Task statement
In the following material, identify every line holding the string "pszenica" and return it.

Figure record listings

* * * *

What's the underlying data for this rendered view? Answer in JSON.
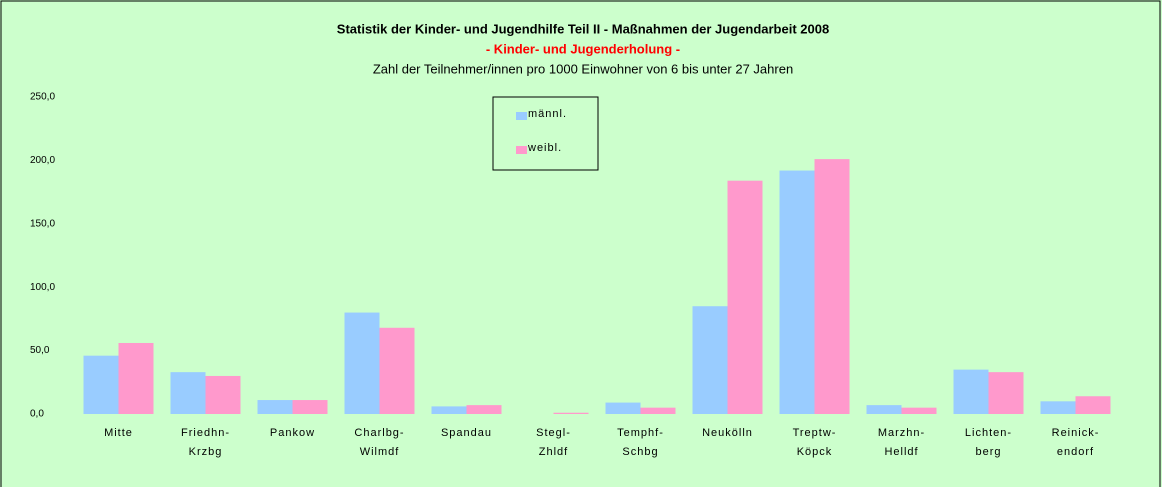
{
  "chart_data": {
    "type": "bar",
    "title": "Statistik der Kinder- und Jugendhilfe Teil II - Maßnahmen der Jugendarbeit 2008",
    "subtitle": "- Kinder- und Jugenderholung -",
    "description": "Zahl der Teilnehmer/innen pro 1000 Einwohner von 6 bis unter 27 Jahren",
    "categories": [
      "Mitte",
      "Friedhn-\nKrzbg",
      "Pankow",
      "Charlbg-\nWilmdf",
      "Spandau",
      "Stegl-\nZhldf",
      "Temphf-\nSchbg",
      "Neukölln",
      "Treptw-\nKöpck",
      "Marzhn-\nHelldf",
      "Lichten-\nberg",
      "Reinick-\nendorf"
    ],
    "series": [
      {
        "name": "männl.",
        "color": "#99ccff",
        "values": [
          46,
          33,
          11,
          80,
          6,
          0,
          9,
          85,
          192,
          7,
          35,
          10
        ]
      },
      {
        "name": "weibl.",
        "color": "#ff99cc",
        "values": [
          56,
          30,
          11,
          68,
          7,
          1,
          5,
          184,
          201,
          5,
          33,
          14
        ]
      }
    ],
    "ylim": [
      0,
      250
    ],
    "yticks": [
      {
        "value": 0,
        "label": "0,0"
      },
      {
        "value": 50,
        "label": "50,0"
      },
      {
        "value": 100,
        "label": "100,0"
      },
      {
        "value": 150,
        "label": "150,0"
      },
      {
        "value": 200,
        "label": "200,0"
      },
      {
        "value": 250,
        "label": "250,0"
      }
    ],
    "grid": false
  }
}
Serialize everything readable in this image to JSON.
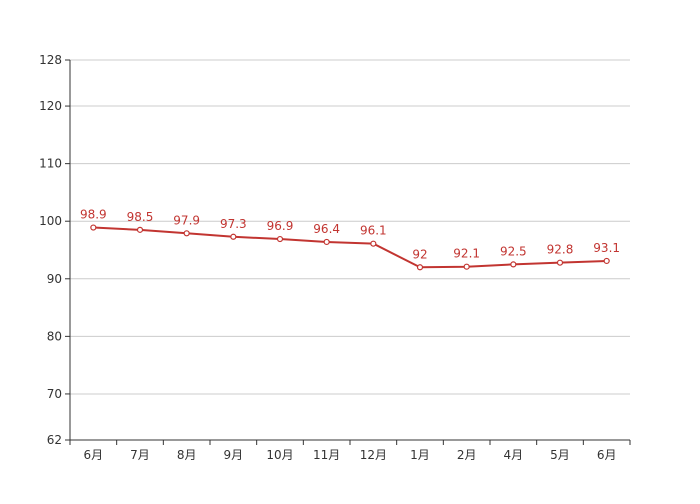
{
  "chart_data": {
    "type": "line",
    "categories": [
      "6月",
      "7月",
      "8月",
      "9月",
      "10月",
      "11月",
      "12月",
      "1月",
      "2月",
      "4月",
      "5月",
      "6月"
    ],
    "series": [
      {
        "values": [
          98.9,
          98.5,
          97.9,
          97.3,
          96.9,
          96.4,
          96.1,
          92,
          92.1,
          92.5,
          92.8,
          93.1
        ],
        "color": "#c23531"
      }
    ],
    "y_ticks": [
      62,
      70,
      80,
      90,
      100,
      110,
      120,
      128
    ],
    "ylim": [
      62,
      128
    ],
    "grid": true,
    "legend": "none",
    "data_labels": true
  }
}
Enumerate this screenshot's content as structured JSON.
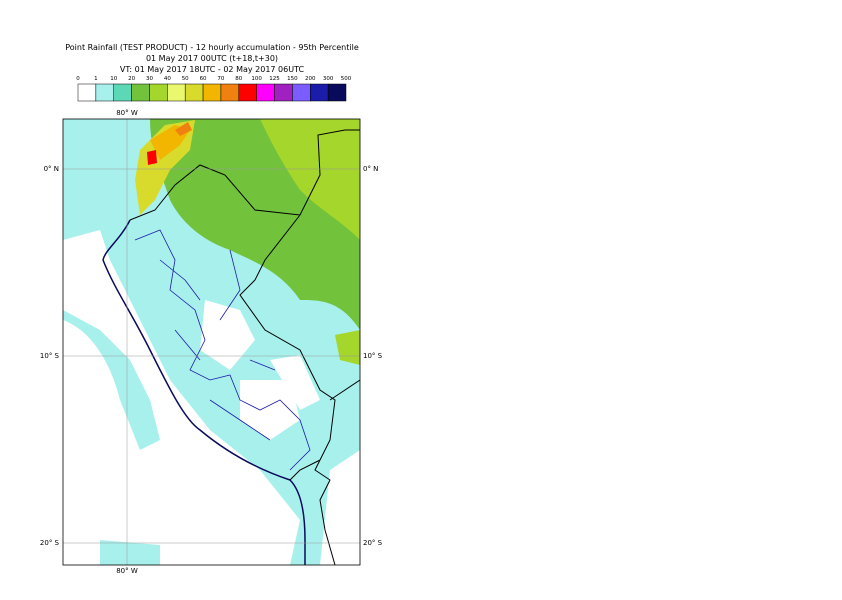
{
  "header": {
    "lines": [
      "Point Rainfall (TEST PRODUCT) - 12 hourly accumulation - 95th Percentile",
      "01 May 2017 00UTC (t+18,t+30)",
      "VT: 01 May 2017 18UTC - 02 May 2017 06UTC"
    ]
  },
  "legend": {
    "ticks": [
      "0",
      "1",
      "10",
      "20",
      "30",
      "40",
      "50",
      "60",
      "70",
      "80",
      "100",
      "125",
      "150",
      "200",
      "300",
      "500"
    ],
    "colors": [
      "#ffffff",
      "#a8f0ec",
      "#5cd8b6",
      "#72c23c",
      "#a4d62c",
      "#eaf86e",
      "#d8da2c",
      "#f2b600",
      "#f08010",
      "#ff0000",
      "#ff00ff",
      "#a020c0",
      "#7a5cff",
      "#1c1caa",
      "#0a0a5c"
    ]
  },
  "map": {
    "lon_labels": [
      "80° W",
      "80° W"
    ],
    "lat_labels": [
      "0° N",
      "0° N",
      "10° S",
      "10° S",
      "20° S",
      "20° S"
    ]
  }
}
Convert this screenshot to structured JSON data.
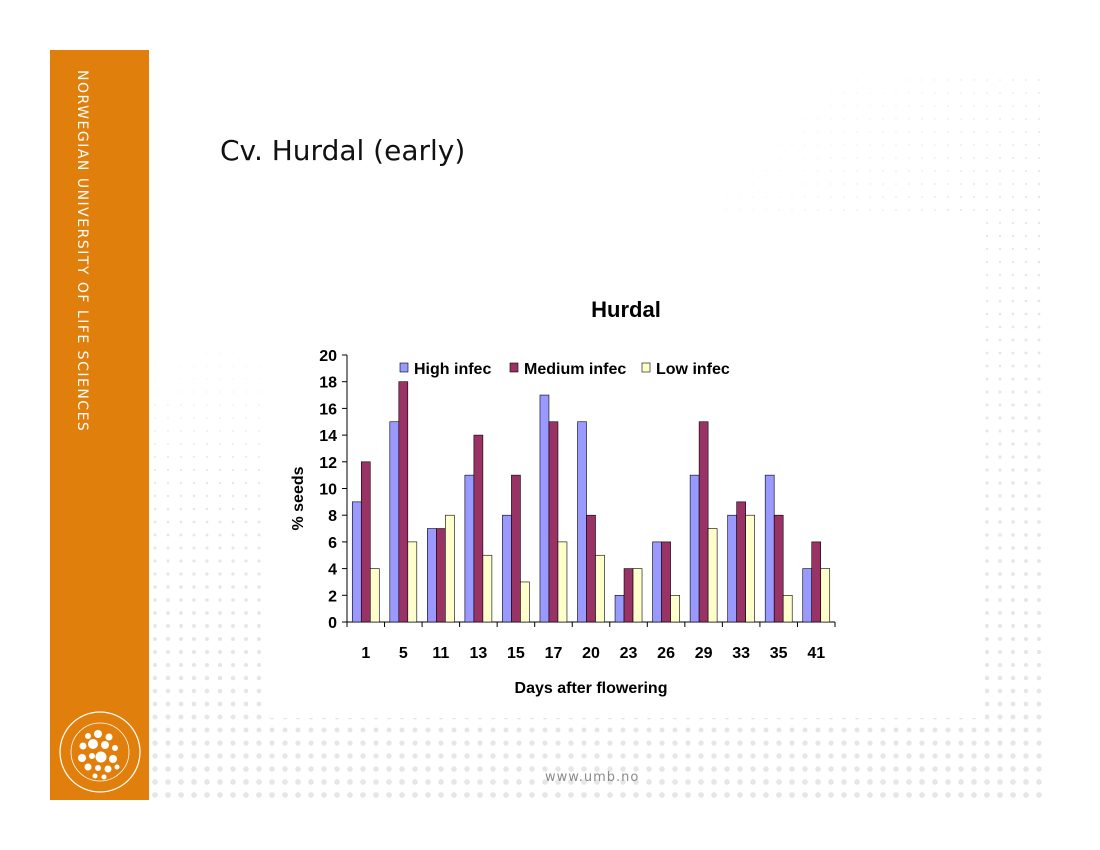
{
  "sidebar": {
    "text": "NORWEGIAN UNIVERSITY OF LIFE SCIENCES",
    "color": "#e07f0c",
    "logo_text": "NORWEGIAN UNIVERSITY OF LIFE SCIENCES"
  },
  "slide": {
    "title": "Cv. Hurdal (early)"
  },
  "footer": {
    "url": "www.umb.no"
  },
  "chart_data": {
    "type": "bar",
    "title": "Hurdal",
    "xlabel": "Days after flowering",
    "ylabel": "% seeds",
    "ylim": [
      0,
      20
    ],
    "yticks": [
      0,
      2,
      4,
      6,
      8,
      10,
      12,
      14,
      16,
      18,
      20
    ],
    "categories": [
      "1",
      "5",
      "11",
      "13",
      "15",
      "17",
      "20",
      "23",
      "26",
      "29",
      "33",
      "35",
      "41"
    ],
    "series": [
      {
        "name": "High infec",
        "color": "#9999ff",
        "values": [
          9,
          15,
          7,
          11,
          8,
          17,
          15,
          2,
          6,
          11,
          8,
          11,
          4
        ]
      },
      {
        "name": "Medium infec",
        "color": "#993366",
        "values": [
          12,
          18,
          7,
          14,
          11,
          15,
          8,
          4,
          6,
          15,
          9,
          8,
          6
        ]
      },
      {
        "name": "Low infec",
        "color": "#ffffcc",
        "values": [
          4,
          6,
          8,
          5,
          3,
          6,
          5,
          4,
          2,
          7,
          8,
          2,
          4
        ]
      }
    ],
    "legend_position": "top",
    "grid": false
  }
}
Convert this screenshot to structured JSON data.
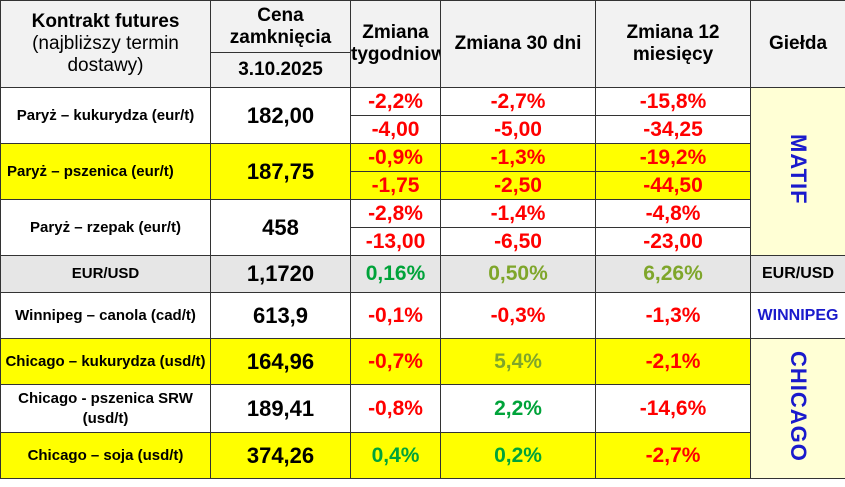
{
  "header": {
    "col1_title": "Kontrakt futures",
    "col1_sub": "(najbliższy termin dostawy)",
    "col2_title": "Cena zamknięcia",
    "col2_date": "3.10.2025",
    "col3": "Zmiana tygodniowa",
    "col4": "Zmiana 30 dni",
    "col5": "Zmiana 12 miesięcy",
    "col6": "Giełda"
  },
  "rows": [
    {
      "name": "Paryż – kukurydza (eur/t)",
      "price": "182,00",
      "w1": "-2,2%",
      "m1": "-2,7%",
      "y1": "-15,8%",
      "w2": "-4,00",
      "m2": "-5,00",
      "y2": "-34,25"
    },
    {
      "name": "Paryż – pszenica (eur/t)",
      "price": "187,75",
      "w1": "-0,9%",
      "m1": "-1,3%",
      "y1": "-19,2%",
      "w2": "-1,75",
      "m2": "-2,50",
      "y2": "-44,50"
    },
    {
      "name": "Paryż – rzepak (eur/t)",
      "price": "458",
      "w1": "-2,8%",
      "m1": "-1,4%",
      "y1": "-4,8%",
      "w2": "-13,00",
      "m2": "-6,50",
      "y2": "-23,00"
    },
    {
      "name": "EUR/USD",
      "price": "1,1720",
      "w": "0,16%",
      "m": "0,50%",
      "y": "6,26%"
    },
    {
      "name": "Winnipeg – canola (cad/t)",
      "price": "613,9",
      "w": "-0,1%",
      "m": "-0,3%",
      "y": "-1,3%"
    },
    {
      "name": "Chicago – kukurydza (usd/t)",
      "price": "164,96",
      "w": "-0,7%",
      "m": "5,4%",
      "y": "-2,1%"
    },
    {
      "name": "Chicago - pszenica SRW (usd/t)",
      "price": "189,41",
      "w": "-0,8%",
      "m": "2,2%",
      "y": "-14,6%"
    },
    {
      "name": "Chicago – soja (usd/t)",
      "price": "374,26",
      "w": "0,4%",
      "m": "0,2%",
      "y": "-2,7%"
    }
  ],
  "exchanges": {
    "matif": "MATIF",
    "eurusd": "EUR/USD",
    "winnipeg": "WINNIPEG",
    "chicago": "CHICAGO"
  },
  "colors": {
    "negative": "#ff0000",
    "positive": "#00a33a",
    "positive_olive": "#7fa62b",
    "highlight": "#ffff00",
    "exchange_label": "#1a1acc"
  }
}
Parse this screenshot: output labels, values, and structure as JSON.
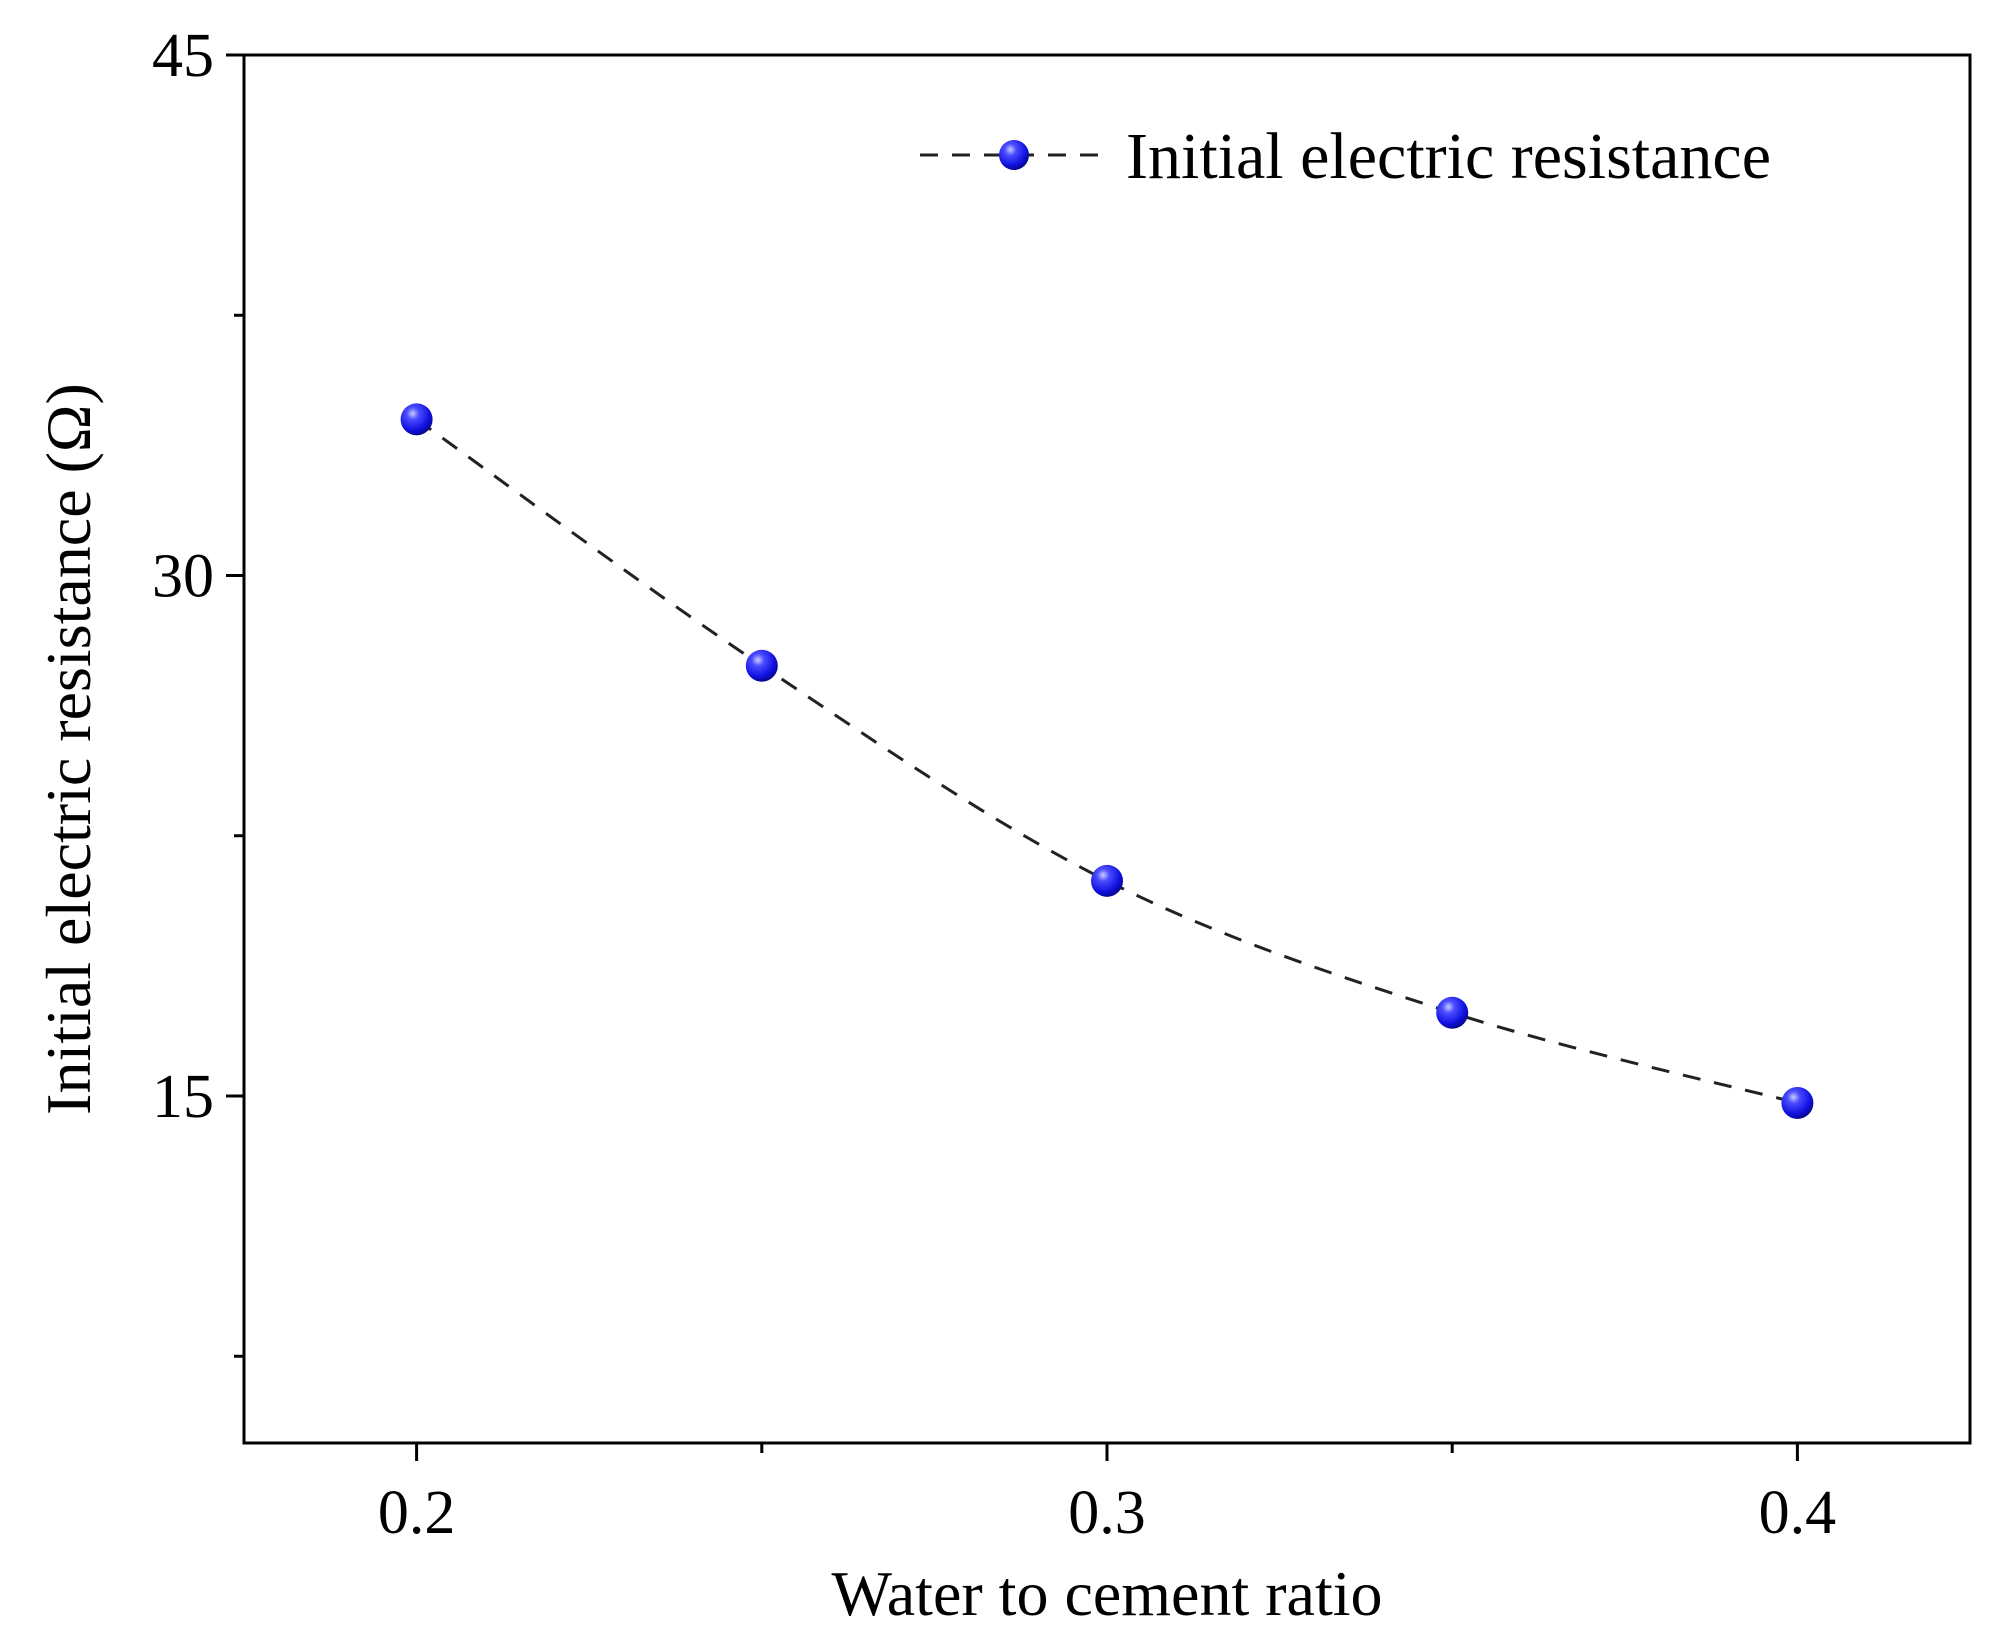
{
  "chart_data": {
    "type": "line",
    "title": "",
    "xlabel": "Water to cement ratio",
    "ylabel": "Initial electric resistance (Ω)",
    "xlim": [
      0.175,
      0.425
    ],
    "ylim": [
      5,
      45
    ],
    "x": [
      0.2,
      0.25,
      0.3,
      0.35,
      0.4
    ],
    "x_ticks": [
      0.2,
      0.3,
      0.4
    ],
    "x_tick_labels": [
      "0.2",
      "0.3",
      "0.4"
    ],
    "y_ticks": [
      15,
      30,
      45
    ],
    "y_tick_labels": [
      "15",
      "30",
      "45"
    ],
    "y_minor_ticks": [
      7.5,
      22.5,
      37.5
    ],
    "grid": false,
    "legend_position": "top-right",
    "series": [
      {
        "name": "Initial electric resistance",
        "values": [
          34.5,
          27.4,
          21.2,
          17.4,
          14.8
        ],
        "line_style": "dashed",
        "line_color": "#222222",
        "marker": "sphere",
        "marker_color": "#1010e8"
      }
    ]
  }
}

* * * *

Correct output
      "name": "Paryż – pszenica (eur/t)",
      "name": "Chicago - pszenica SRW (usd/t)",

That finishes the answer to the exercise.